GOAL: For each line below that includes the word "Только", make a copy.

DATA FOR THE TASK:
════════

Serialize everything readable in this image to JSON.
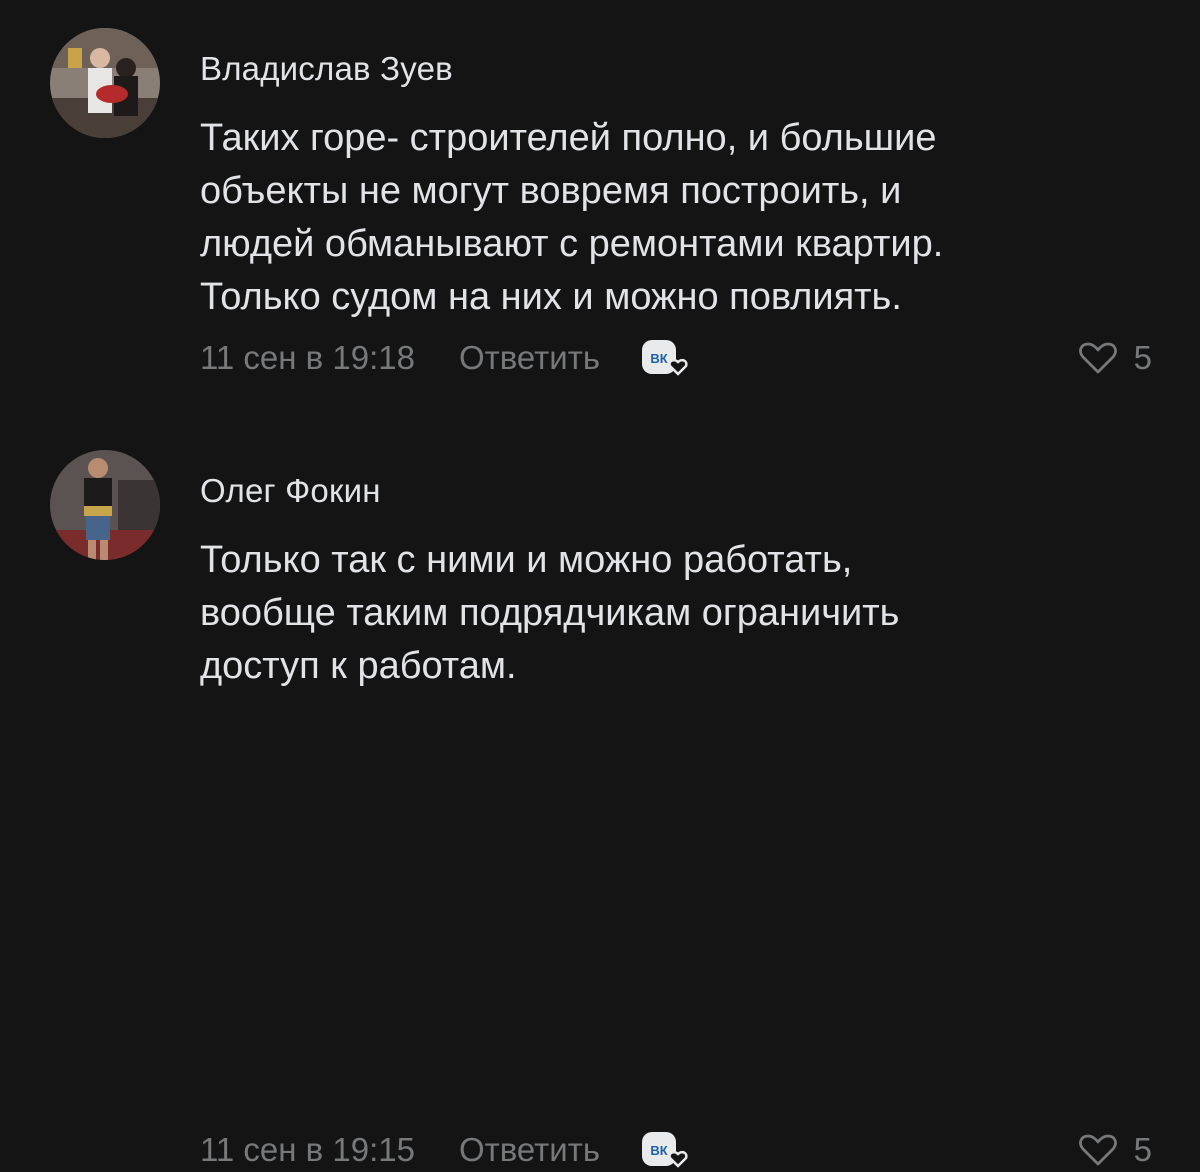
{
  "comments": [
    {
      "author": "Владислав Зуев",
      "text_lines": [
        "Таких горе- строителей полно, и большие",
        "объекты не могут вовремя построить, и",
        "людей обманывают с ремонтами квартир.",
        "Только судом на них и можно повлиять."
      ],
      "time": "11 сен в 19:18",
      "reply_label": "Ответить",
      "reaction_icon": "vk-reaction-icon",
      "likes_icon": "heart-outline-icon",
      "likes": "5"
    },
    {
      "author": "Олег Фокин",
      "text_lines": [
        "Только так с ними и можно работать,",
        "вообще таким подрядчикам ограничить",
        "доступ к работам."
      ],
      "time": "11 сен в 19:15",
      "reply_label": "Ответить",
      "reaction_icon": "vk-reaction-icon",
      "likes_icon": "heart-outline-icon",
      "likes": "5"
    }
  ],
  "colors": {
    "background": "#141414",
    "primary_text": "#e1e3e6",
    "secondary_text": "#76787a"
  }
}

════════

RESULT FOR THIS TASK:
        "Только судом на них и можно повлиять."
        "Только так с ними и можно работать,",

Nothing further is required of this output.